### MATERIAL SUPPLIED
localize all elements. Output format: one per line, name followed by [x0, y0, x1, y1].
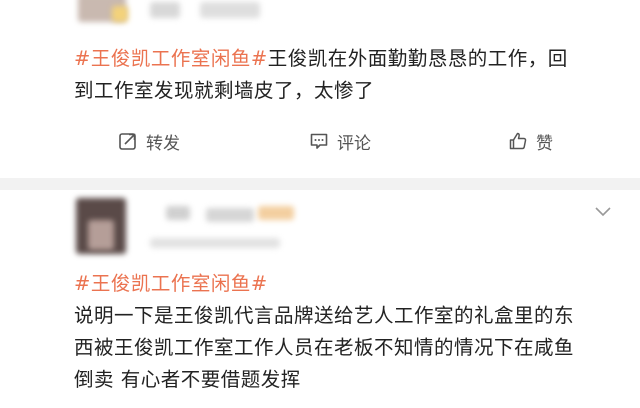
thumbs-up-icon — [509, 132, 527, 150]
repost-button[interactable]: 转发 — [118, 122, 180, 160]
username-blurred-2 — [206, 208, 254, 222]
comment-icon — [310, 133, 328, 149]
hashtag-link[interactable]: #王俊凯工作室闲鱼# — [74, 47, 268, 70]
post-text: #王俊凯工作室闲鱼# 说明一下是王俊凯代言品牌送给艺人工作室的礼盒里的东 西被王… — [74, 272, 575, 391]
avatar-blurred-face — [88, 220, 114, 250]
username-blurred — [166, 206, 190, 220]
hashtag-link[interactable]: #王俊凯工作室闲鱼# — [74, 272, 268, 295]
repost-label: 转发 — [146, 133, 180, 154]
vip-badge-blurred — [112, 6, 128, 22]
like-label: 赞 — [536, 133, 553, 154]
repost-icon — [119, 133, 136, 150]
action-bar: 转发 评论 赞 — [0, 122, 640, 160]
username-blurred-2 — [200, 2, 260, 18]
timestamp-blurred — [150, 238, 280, 248]
level-badge-blurred — [258, 206, 294, 220]
like-button[interactable]: 赞 — [508, 122, 553, 160]
username-blurred — [150, 2, 180, 18]
post-card-1: #王俊凯工作室闲鱼#王俊凯在外面勤勤恳恳的工作，回 到工作室发现就剩墙皮了，太惨… — [0, 0, 640, 178]
chevron-down-icon[interactable] — [594, 206, 612, 218]
comment-button[interactable]: 评论 — [309, 122, 371, 160]
post-card-2: #王俊凯工作室闲鱼# 说明一下是王俊凯代言品牌送给艺人工作室的礼盒里的东 西被王… — [0, 190, 640, 408]
post-text: #王俊凯工作室闲鱼#王俊凯在外面勤勤恳恳的工作，回 到工作室发现就剩墙皮了，太惨… — [74, 47, 568, 102]
comment-label: 评论 — [337, 133, 371, 154]
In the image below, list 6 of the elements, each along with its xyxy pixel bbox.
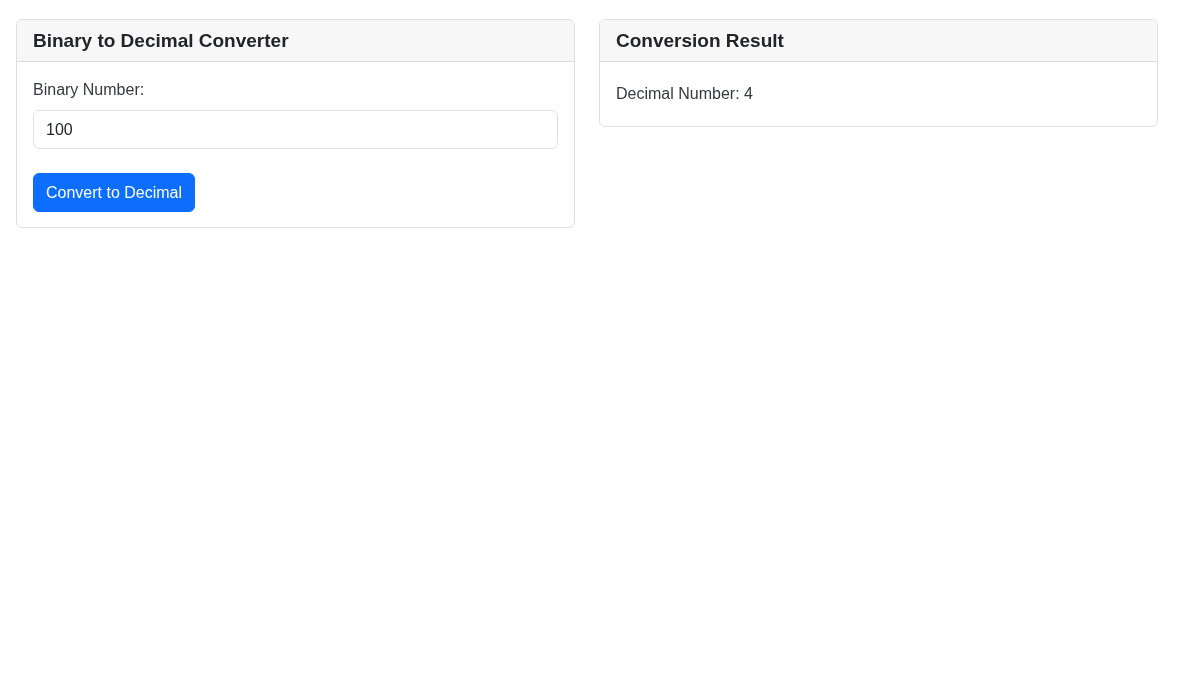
card-title: Conversion Result	[616, 29, 784, 52]
input-field[interactable]: 100	[33, 110, 558, 149]
field-label: Binary Number:	[33, 80, 145, 100]
result-text: Decimal Number: 4	[616, 84, 754, 104]
convert-button[interactable]: Convert to Decimal	[33, 173, 196, 212]
card-title: Binary to Decimal Converter	[33, 29, 289, 52]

### AIM OF THE TASK
Copy every line above verbatim, leaving out the pictures.

### TASK SOLUTION
localize all elements. Output format: one per line, name followed by [x0, y0, x1, y1].
thumbs-up-icon — [509, 132, 527, 150]
repost-button[interactable]: 转发 — [118, 122, 180, 160]
username-blurred-2 — [206, 208, 254, 222]
comment-icon — [310, 133, 328, 149]
hashtag-link[interactable]: #王俊凯工作室闲鱼# — [74, 47, 268, 70]
post-text: #王俊凯工作室闲鱼# 说明一下是王俊凯代言品牌送给艺人工作室的礼盒里的东 西被王… — [74, 272, 575, 391]
avatar-blurred-face — [88, 220, 114, 250]
username-blurred — [166, 206, 190, 220]
hashtag-link[interactable]: #王俊凯工作室闲鱼# — [74, 272, 268, 295]
repost-label: 转发 — [146, 133, 180, 154]
vip-badge-blurred — [112, 6, 128, 22]
like-label: 赞 — [536, 133, 553, 154]
repost-icon — [119, 133, 136, 150]
action-bar: 转发 评论 赞 — [0, 122, 640, 160]
username-blurred-2 — [200, 2, 260, 18]
timestamp-blurred — [150, 238, 280, 248]
level-badge-blurred — [258, 206, 294, 220]
like-button[interactable]: 赞 — [508, 122, 553, 160]
username-blurred — [150, 2, 180, 18]
post-card-1: #王俊凯工作室闲鱼#王俊凯在外面勤勤恳恳的工作，回 到工作室发现就剩墙皮了，太惨… — [0, 0, 640, 178]
chevron-down-icon[interactable] — [594, 206, 612, 218]
comment-button[interactable]: 评论 — [309, 122, 371, 160]
post-card-2: #王俊凯工作室闲鱼# 说明一下是王俊凯代言品牌送给艺人工作室的礼盒里的东 西被王… — [0, 190, 640, 408]
post-text: #王俊凯工作室闲鱼#王俊凯在外面勤勤恳恳的工作，回 到工作室发现就剩墙皮了，太惨… — [74, 47, 568, 102]
comment-label: 评论 — [337, 133, 371, 154]
In the image below, list 6 of the elements, each along with its xyxy pixel bbox.
card-title: Conversion Result	[616, 29, 784, 52]
input-field[interactable]: 100	[33, 110, 558, 149]
field-label: Binary Number:	[33, 80, 145, 100]
result-text: Decimal Number: 4	[616, 84, 754, 104]
convert-button[interactable]: Convert to Decimal	[33, 173, 196, 212]
card-title: Binary to Decimal Converter	[33, 29, 289, 52]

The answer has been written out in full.